··· DATA LISTING

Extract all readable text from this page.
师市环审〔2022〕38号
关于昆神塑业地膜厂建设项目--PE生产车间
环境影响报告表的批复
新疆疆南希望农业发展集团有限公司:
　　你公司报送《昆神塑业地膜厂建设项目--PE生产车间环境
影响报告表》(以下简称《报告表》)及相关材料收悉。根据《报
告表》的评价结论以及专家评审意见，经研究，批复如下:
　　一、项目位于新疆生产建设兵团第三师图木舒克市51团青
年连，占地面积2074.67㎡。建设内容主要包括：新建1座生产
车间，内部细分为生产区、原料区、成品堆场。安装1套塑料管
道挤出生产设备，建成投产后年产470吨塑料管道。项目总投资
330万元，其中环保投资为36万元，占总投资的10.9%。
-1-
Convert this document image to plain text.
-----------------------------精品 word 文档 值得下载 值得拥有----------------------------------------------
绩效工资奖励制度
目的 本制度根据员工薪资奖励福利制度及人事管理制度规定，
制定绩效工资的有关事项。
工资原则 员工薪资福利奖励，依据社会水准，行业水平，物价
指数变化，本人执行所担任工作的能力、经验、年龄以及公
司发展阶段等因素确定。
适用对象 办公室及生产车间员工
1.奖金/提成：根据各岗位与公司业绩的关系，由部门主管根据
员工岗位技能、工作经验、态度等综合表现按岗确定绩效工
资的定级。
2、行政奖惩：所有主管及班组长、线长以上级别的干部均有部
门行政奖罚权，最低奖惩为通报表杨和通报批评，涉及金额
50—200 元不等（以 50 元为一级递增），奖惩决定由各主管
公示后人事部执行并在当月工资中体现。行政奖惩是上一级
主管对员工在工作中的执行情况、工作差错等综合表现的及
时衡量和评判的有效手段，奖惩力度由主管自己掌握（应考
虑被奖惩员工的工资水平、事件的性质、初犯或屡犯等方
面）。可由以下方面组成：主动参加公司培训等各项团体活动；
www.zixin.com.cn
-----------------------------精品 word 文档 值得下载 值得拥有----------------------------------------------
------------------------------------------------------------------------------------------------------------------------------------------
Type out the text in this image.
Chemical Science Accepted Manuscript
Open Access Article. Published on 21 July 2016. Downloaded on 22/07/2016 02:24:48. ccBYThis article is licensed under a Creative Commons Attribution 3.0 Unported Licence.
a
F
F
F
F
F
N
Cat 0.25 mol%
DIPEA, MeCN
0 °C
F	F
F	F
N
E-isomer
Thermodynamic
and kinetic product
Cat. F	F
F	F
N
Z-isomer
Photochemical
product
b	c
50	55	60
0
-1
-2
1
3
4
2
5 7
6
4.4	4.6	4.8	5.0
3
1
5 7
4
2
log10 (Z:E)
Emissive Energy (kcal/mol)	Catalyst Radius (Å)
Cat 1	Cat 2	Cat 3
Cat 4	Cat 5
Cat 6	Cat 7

······

• _TASK BRIEF_:
Copy out all of the data exactly, leaving nothing out.

• _WRITTEN ANSWER_:
Extract all readable text from this page.
师市环审〔2022〕38号
关于昆神塑业地膜厂建设项目--PE生产车间
环境影响报告表的批复
新疆疆南希望农业发展集团有限公司:
　　你公司报送《昆神塑业地膜厂建设项目--PE生产车间环境
影响报告表》(以下简称《报告表》)及相关材料收悉。根据《报
告表》的评价结论以及专家评审意见，经研究，批复如下:
　　一、项目位于新疆生产建设兵团第三师图木舒克市51团青
年连，占地面积2074.67㎡。建设内容主要包括：新建1座生产
车间，内部细分为生产区、原料区、成品堆场。安装1套塑料管
道挤出生产设备，建成投产后年产470吨塑料管道。项目总投资
330万元，其中环保投资为36万元，占总投资的10.9%。
-1-
Convert this document image to plain text.
-----------------------------精品 word 文档 值得下载 值得拥有----------------------------------------------
绩效工资奖励制度
目的 本制度根据员工薪资奖励福利制度及人事管理制度规定，
制定绩效工资的有关事项。
工资原则 员工薪资福利奖励，依据社会水准，行业水平，物价
指数变化，本人执行所担任工作的能力、经验、年龄以及公
司发展阶段等因素确定。
适用对象 办公室及生产车间员工
1.奖金/提成：根据各岗位与公司业绩的关系，由部门主管根据
员工岗位技能、工作经验、态度等综合表现按岗确定绩效工
资的定级。
2、行政奖惩：所有主管及班组长、线长以上级别的干部均有部
门行政奖罚权，最低奖惩为通报表杨和通报批评，涉及金额
50—200 元不等（以 50 元为一级递增），奖惩决定由各主管
公示后人事部执行并在当月工资中体现。行政奖惩是上一级
主管对员工在工作中的执行情况、工作差错等综合表现的及
时衡量和评判的有效手段，奖惩力度由主管自己掌握（应考
虑被奖惩员工的工资水平、事件的性质、初犯或屡犯等方
面）。可由以下方面组成：主动参加公司培训等各项团体活动；
www.zixin.com.cn
-----------------------------精品 word 文档 值得下载 值得拥有----------------------------------------------
------------------------------------------------------------------------------------------------------------------------------------------
Type out the text in this image.
Chemical Science Accepted Manuscript
Open Access Article. Published on 21 July 2016. Downloaded on 22/07/2016 02:24:48. ccBYThis article is licensed under a Creative Commons Attribution 3.0 Unported Licence.
a
F
F
F
F
F
N
Cat 0.25 mol%
DIPEA, MeCN
0 °C
F	F
F	F
N
E-isomer
Thermodynamic
and kinetic product
Cat. F	F
F	F
N
Z-isomer
Photochemical
product
b	c
50	55	60
0
-1
-2
1
3
4
2
5 7
6
4.4	4.6	4.8	5.0
3
1
5 7
4
2
log10 (Z:E)
Emissive Energy (kcal/mol)	Catalyst Radius (Å)
Cat 1	Cat 2	Cat 3
Cat 4	Cat 5
Cat 6	Cat 7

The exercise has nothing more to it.